Task: Exactly as they appear, copy the lines of the listing from the one containing "Transcribe this chart's" through the final line, both included, and nothing else.

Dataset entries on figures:
--------------------------------

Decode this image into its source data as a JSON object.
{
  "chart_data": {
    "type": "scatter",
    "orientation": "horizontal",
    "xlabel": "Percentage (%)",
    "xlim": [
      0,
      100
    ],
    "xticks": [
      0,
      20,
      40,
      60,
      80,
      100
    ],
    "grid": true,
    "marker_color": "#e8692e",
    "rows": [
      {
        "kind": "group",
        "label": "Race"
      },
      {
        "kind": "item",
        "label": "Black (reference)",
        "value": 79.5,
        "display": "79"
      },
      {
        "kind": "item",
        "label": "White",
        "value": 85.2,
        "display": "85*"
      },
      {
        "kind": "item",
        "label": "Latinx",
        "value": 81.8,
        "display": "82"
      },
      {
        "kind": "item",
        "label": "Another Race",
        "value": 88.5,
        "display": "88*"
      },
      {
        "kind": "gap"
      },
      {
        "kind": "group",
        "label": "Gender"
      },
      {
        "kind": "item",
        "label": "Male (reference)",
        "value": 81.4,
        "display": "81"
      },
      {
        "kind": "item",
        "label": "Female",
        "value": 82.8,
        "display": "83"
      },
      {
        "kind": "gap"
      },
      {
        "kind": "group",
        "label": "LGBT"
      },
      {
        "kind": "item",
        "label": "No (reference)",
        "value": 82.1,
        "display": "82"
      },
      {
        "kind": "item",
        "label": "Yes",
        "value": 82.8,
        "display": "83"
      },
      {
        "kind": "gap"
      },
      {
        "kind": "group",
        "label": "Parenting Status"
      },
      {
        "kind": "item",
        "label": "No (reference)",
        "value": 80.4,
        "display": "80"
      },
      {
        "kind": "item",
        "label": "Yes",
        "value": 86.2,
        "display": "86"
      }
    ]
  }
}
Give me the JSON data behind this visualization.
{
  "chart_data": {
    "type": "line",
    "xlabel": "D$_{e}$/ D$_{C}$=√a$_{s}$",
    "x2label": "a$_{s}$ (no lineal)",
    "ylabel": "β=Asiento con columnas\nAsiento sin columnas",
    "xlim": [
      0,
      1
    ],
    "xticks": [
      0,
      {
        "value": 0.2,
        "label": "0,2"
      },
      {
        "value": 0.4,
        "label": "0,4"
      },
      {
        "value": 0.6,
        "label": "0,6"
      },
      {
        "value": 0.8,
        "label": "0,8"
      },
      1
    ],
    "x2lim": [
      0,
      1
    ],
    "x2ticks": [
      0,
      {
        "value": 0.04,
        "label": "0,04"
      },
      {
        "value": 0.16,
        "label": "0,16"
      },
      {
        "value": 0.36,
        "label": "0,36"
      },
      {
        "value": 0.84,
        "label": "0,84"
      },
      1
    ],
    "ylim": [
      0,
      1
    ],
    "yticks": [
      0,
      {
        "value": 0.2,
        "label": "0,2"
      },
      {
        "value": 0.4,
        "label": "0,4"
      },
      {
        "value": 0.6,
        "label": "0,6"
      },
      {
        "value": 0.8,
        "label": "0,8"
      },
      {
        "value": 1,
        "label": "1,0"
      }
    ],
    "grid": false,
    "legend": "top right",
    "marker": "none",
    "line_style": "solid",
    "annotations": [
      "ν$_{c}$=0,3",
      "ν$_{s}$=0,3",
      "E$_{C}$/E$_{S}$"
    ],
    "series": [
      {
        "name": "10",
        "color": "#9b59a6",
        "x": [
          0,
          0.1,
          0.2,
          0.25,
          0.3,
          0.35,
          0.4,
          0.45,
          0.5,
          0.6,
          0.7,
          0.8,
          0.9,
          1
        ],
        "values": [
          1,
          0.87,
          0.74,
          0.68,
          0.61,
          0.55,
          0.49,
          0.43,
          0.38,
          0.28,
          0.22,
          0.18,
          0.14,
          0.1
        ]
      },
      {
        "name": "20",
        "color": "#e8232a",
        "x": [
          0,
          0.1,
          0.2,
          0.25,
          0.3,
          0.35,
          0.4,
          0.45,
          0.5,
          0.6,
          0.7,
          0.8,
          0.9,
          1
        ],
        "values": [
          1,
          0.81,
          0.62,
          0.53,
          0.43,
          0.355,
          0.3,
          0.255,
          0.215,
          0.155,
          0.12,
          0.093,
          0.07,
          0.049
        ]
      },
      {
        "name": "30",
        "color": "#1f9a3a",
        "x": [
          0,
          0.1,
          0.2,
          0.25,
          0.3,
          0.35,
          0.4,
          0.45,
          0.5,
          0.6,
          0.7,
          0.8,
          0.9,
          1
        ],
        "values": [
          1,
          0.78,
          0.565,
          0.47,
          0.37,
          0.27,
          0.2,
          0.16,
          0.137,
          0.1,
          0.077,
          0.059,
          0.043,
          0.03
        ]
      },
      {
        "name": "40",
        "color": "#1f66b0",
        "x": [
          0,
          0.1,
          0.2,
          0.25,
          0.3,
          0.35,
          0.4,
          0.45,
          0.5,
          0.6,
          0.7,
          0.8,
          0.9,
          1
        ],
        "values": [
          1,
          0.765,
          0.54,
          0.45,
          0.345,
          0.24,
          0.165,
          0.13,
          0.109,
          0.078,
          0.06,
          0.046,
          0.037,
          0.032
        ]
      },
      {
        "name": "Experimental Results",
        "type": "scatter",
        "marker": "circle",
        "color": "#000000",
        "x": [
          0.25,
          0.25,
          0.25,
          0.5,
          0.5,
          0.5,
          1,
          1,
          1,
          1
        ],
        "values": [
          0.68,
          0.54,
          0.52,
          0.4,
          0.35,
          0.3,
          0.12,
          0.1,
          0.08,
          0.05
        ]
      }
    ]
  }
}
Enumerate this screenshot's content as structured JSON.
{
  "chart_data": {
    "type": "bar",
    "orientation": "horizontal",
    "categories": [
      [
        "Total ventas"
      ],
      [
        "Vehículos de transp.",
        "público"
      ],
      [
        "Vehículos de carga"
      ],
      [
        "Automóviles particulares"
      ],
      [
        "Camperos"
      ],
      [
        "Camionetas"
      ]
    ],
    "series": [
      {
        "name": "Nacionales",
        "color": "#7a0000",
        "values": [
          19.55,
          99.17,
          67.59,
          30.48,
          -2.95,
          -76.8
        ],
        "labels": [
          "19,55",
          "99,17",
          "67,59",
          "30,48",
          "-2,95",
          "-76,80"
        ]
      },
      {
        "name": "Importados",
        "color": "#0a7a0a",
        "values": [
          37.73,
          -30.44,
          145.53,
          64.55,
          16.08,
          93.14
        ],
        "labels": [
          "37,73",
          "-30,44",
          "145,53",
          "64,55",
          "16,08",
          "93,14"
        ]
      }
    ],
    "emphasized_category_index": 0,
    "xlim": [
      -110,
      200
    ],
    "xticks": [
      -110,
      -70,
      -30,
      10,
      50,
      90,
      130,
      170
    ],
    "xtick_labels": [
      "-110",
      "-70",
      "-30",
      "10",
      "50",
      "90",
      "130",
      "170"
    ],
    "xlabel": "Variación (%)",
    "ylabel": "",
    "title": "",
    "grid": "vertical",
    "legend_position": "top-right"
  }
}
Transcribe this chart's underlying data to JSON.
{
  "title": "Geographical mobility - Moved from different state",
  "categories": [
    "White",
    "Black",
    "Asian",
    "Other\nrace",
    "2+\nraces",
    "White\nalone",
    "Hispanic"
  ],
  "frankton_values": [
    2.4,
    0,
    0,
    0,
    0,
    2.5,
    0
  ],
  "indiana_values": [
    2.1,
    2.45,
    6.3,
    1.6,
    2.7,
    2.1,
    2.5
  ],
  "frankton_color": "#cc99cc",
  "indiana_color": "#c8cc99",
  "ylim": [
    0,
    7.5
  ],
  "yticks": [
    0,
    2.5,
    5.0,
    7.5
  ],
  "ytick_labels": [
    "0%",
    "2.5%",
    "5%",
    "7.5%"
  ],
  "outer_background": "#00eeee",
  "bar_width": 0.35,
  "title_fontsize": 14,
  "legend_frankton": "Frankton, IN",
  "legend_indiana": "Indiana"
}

--------------------------------

Solution to this problem:
Transcribe this chart's underlying data to JSON.
{
  "title": "Geographical mobility - Moved from different state",
  "categories": [
    "White",
    "Black",
    "Asian",
    "Other\nrace",
    "2+\nraces",
    "White\nalone",
    "Hispanic"
  ],
  "frankton_values": [
    2.4,
    0,
    0,
    0,
    0,
    2.5,
    0
  ],
  "indiana_values": [
    2.1,
    2.45,
    6.3,
    1.6,
    2.7,
    2.1,
    2.5
  ],
  "frankton_color": "#cc99cc",
  "indiana_color": "#c8cc99",
  "ylim": [
    0,
    7.5
  ],
  "yticks": [
    0,
    2.5,
    5.0,
    7.5
  ],
  "ytick_labels": [
    "0%",
    "2.5%",
    "5%",
    "7.5%"
  ],
  "outer_background": "#00eeee",
  "bar_width": 0.35,
  "title_fontsize": 14,
  "legend_frankton": "Frankton, IN",
  "legend_indiana": "Indiana"
}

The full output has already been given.